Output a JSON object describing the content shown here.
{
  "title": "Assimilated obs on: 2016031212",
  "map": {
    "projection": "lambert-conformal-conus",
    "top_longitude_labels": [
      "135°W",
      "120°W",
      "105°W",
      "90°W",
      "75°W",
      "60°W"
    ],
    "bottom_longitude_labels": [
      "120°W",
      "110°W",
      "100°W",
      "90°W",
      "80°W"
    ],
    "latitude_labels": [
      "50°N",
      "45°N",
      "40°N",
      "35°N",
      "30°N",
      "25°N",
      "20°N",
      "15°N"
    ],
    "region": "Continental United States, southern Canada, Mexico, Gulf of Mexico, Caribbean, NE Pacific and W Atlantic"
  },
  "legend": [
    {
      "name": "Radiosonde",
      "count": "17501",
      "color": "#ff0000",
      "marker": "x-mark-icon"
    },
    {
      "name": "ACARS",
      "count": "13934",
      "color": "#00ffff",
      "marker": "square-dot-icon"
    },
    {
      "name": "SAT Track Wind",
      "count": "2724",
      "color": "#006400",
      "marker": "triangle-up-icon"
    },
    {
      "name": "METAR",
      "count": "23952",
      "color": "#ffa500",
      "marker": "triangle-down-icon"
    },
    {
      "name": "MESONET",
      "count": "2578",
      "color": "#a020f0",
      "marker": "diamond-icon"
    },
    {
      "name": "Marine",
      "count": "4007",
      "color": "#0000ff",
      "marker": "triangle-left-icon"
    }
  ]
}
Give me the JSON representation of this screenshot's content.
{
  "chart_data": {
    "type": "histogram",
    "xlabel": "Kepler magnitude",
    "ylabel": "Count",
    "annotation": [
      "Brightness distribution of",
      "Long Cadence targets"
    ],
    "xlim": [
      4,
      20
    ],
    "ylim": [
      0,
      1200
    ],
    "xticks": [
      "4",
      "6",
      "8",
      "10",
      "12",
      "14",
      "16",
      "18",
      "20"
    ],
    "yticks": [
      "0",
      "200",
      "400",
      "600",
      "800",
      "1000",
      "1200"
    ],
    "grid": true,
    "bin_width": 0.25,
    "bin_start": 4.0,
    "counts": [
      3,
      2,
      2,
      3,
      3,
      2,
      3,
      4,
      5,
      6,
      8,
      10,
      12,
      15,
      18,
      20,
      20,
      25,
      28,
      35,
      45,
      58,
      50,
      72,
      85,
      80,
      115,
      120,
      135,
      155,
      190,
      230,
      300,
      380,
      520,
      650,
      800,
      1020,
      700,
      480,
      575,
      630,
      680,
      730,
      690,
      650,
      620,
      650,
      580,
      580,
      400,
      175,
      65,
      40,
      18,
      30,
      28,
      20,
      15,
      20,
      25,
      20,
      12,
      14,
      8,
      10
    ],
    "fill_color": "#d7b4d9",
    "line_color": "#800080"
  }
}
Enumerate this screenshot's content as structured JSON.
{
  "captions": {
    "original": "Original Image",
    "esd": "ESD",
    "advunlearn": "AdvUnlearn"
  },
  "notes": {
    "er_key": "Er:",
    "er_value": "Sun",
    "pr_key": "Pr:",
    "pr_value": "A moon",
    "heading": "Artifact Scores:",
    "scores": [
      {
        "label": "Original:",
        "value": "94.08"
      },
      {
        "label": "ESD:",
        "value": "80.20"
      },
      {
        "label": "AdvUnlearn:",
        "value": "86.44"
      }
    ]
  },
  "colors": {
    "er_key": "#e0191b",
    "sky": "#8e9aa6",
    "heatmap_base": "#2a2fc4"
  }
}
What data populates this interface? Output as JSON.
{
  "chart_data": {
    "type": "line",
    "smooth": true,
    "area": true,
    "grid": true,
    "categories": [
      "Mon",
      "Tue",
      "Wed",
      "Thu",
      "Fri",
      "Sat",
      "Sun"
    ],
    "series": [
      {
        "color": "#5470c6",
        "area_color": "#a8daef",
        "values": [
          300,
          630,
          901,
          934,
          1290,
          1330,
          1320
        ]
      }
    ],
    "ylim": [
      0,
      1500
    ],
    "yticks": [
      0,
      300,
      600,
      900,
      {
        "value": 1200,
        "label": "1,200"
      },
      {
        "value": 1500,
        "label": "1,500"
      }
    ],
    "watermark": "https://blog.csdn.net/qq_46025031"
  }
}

###

Your task is to give the records above again, exactly.

## WORKED ANSWER:
Output a JSON object describing the content shown here.
{
  "title": "Assimilated obs on: 2016031212",
  "map": {
    "projection": "lambert-conformal-conus",
    "top_longitude_labels": [
      "135°W",
      "120°W",
      "105°W",
      "90°W",
      "75°W",
      "60°W"
    ],
    "bottom_longitude_labels": [
      "120°W",
      "110°W",
      "100°W",
      "90°W",
      "80°W"
    ],
    "latitude_labels": [
      "50°N",
      "45°N",
      "40°N",
      "35°N",
      "30°N",
      "25°N",
      "20°N",
      "15°N"
    ],
    "region": "Continental United States, southern Canada, Mexico, Gulf of Mexico, Caribbean, NE Pacific and W Atlantic"
  },
  "legend": [
    {
      "name": "Radiosonde",
      "count": "17501",
      "color": "#ff0000",
      "marker": "x-mark-icon"
    },
    {
      "name": "ACARS",
      "count": "13934",
      "color": "#00ffff",
      "marker": "square-dot-icon"
    },
    {
      "name": "SAT Track Wind",
      "count": "2724",
      "color": "#006400",
      "marker": "triangle-up-icon"
    },
    {
      "name": "METAR",
      "count": "23952",
      "color": "#ffa500",
      "marker": "triangle-down-icon"
    },
    {
      "name": "MESONET",
      "count": "2578",
      "color": "#a020f0",
      "marker": "diamond-icon"
    },
    {
      "name": "Marine",
      "count": "4007",
      "color": "#0000ff",
      "marker": "triangle-left-icon"
    }
  ]
}
Give me the JSON representation of this screenshot's content.
{
  "chart_data": {
    "type": "histogram",
    "xlabel": "Kepler magnitude",
    "ylabel": "Count",
    "annotation": [
      "Brightness distribution of",
      "Long Cadence targets"
    ],
    "xlim": [
      4,
      20
    ],
    "ylim": [
      0,
      1200
    ],
    "xticks": [
      "4",
      "6",
      "8",
      "10",
      "12",
      "14",
      "16",
      "18",
      "20"
    ],
    "yticks": [
      "0",
      "200",
      "400",
      "600",
      "800",
      "1000",
      "1200"
    ],
    "grid": true,
    "bin_width": 0.25,
    "bin_start": 4.0,
    "counts": [
      3,
      2,
      2,
      3,
      3,
      2,
      3,
      4,
      5,
      6,
      8,
      10,
      12,
      15,
      18,
      20,
      20,
      25,
      28,
      35,
      45,
      58,
      50,
      72,
      85,
      80,
      115,
      120,
      135,
      155,
      190,
      230,
      300,
      380,
      520,
      650,
      800,
      1020,
      700,
      480,
      575,
      630,
      680,
      730,
      690,
      650,
      620,
      650,
      580,
      580,
      400,
      175,
      65,
      40,
      18,
      30,
      28,
      20,
      15,
      20,
      25,
      20,
      12,
      14,
      8,
      10
    ],
    "fill_color": "#d7b4d9",
    "line_color": "#800080"
  }
}
Enumerate this screenshot's content as structured JSON.
{
  "captions": {
    "original": "Original Image",
    "esd": "ESD",
    "advunlearn": "AdvUnlearn"
  },
  "notes": {
    "er_key": "Er:",
    "er_value": "Sun",
    "pr_key": "Pr:",
    "pr_value": "A moon",
    "heading": "Artifact Scores:",
    "scores": [
      {
        "label": "Original:",
        "value": "94.08"
      },
      {
        "label": "ESD:",
        "value": "80.20"
      },
      {
        "label": "AdvUnlearn:",
        "value": "86.44"
      }
    ]
  },
  "colors": {
    "er_key": "#e0191b",
    "sky": "#8e9aa6",
    "heatmap_base": "#2a2fc4"
  }
}
What data populates this interface? Output as JSON.
{
  "chart_data": {
    "type": "line",
    "smooth": true,
    "area": true,
    "grid": true,
    "categories": [
      "Mon",
      "Tue",
      "Wed",
      "Thu",
      "Fri",
      "Sat",
      "Sun"
    ],
    "series": [
      {
        "color": "#5470c6",
        "area_color": "#a8daef",
        "values": [
          300,
          630,
          901,
          934,
          1290,
          1330,
          1320
        ]
      }
    ],
    "ylim": [
      0,
      1500
    ],
    "yticks": [
      0,
      300,
      600,
      900,
      {
        "value": 1200,
        "label": "1,200"
      },
      {
        "value": 1500,
        "label": "1,500"
      }
    ],
    "watermark": "https://blog.csdn.net/qq_46025031"
  }
}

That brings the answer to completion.